*Work to complete*
Set down each line of the material that follows, exactly, with no pictures.

======== Record extracts ========

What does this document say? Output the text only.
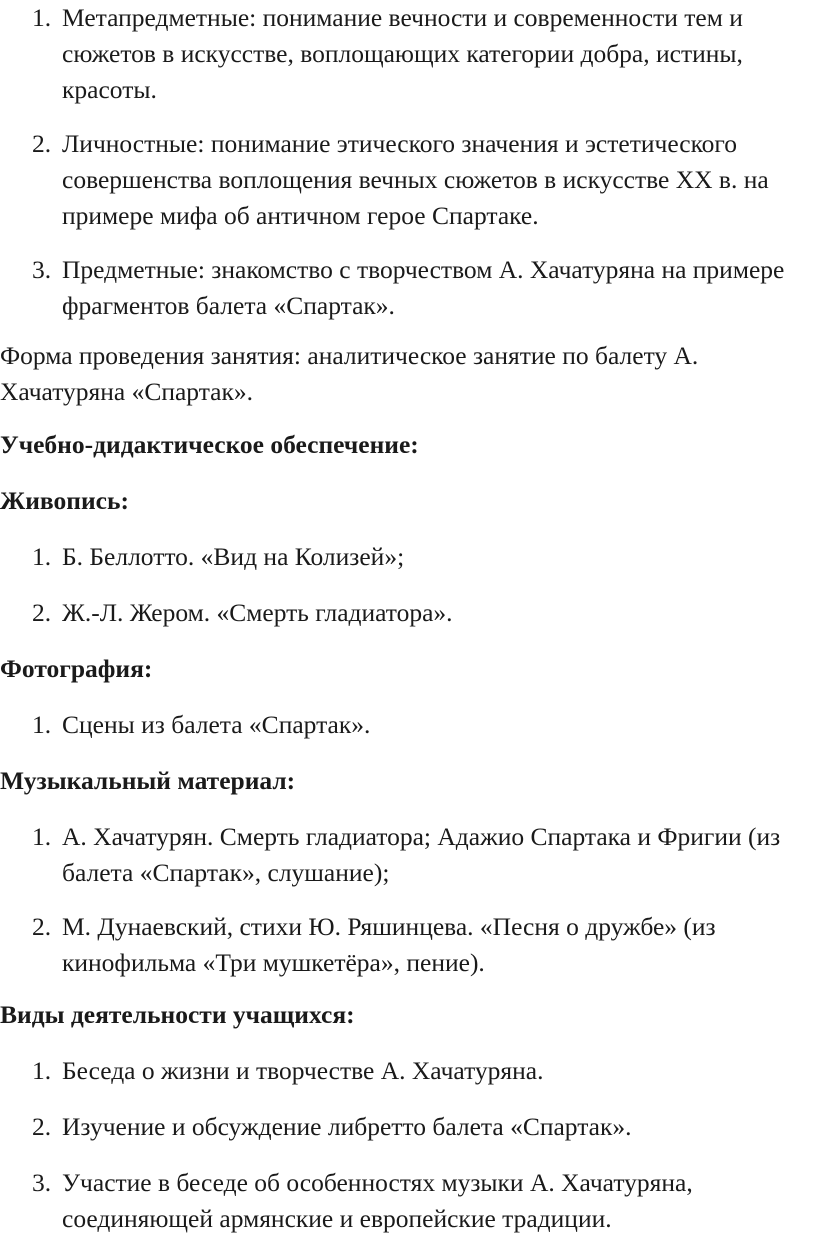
1. Метапредметные: понимание вечности и современности тем и сюжетов в искусстве, воплощающих категории добра, истины, красоты.
2. Личностные: понимание этического значения и эстетического совершенства воплощения вечных сюжетов в искусстве XX в. на примере мифа об античном герое Спартаке.
3. Предметные: знакомство с творчеством А. Хачатуряна на примере фрагментов балета «Спартак».

Форма проведения занятия: аналитическое занятие по балету А. Хачатуряна «Спартак».

Учебно-дидактическое обеспечение:

Живопись:

1. Б. Беллотто. «Вид на Колизей»;
2. Ж.-Л. Жером. «Смерть гладиатора».

Фотография:

1. Сцены из балета «Спартак».

Музыкальный материал:

1. А. Хачатурян. Смерть гладиатора; Адажио Спартака и Фригии (из балета «Спартак», слушание);
2. М. Дунаевский, стихи Ю. Ряшинцева. «Песня о дружбе» (из кинофильма «Три мушкетёра», пение).

Виды деятельности учащихся:

1. Беседа о жизни и творчестве А. Хачатуряна.
2. Изучение и обсуждение либретто балета «Спартак».
3. Участие в беседе об особенностях музыки А. Хачатуряна, соединяющей армянские и европейские традиции.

========

*Answer to this problem*
What does this document say? Output the text only.
1. Метапредметные: понимание вечности и современности тем и сюжетов в искусстве, воплощающих категории добра, истины, красоты.
2. Личностные: понимание этического значения и эстетического совершенства воплощения вечных сюжетов в искусстве XX в. на примере мифа об античном герое Спартаке.
3. Предметные: знакомство с творчеством А. Хачатуряна на примере фрагментов балета «Спартак».

Форма проведения занятия: аналитическое занятие по балету А. Хачатуряна «Спартак».

Учебно-дидактическое обеспечение:

Живопись:

1. Б. Беллотто. «Вид на Колизей»;
2. Ж.-Л. Жером. «Смерть гладиатора».

Фотография:

1. Сцены из балета «Спартак».

Музыкальный материал:

1. А. Хачатурян. Смерть гладиатора; Адажио Спартака и Фригии (из балета «Спартак», слушание);
2. М. Дунаевский, стихи Ю. Ряшинцева. «Песня о дружбе» (из кинофильма «Три мушкетёра», пение).

Виды деятельности учащихся:

1. Беседа о жизни и творчестве А. Хачатуряна.
2. Изучение и обсуждение либретто балета «Спартак».
3. Участие в беседе об особенностях музыки А. Хачатуряна, соединяющей армянские и европейские традиции.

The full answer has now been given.